=== Document passage ===
..........
Scientists at Carnegie Mellon University, working with federal grant monies, have discovered that phishing e-mails are decidedly different from most other spam -- so much so that the fraudulent messages can almost entirely be detected and filtered out.
CMU researchers state that their analysis catches 92.65 percent of phishing attempts. Only 0.12 percent of legitimate messages are miscategorized as fraudulent. This "false positive" percentage is tiny enough that the phishing filter could be added to traditional spam filters even by corporations that can't allow any significant loss of important inbound mail.
These findings have a tremendous potential to reduce identity thefts that are initiated by e-mail. But neither CMU nor its government sponsors have issued any press releases about the study. You're reading about it here first.
Summertime, and the Phishing is Easy
If you're a frequent reader of my columns, you've probably heard a lot about phishing -- bogus e-mails that appear to be from a bank or ISP. These messages lure users to a fake Web site that's designed to collect usernames, passwords, credit-card numbers or other valuable information.
But many computer users are still falling for these scams. It's difficult to get hard figures on how many billions of dollars are lost each year to phishing, but the number of attacks is soaring.
The latest Phishing Trends Report by the Anti-Phishing Working Group, a coalition of financial institutions and other businesses, says 11,976 new phishing Web sites were detected by the group in May 2006. That's up from 3,326 such sites in the same month of 2005. Despite misconceptions that hackers in Russia are behind most attacks, 34 percent of phishing Web sites are based in the United States, with 15 percent in China and smaller numbers in other countries, APWG says.
..........
=== Collected data ===
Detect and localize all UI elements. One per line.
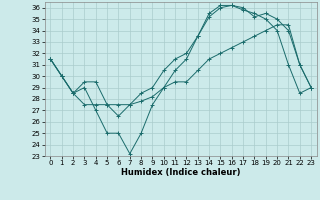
X-axis label: Humidex (Indice chaleur): Humidex (Indice chaleur) — [121, 168, 241, 177]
..........
=== Work to be completed ===
Extend the article on the Carnegie Mellon phishing-filter research, beginning right after its final sentence.

=== Result ===
Corporate spam filters are adequate to suppress some phishing e-mails, but not all. Now, the new Carnegie Mellon report shows effective ways to discern phishing messages that might otherwise slip through the net.
The study was conducted at CMU by Ph.D candidate Ian Fette, associate professor Norman Sadeh, and faculty member Anthony Tomasic. It was funded by the U.S. Army Research Office and the National Science Foundation's Cyber Trust Initiative, which is sponsoring a CMU research center called CyLab.
Tell-tale Warning Signs of Phishing Messages
Most spam messages don't need to pretend that the Web sites they link to are respected brand names. People who wish to buy prescription drugs on the sly, for example, may not mind being directed to a site with an obscure name like Pills-Without-Prescriptions.com.
The essence of phishing, however, is that the Web site that's linked to appears to be the legitimate home of a well-known company. It's this central fact of deception, the CMU researchers say, that enables phishing e-mails to be detected. The study uses sophisticated statistical analysis to detect unusual e-mail traits, such as:
Links to "fresh" domains. More than 12 percent of phishing e-mails contain a link to a domain name that was registered fewer than 60 days ago. Because fraudulent Web sites quickly disappear or are kicked off the Internet when discovered, the average phishing site stays online only 5 days, according to APWG.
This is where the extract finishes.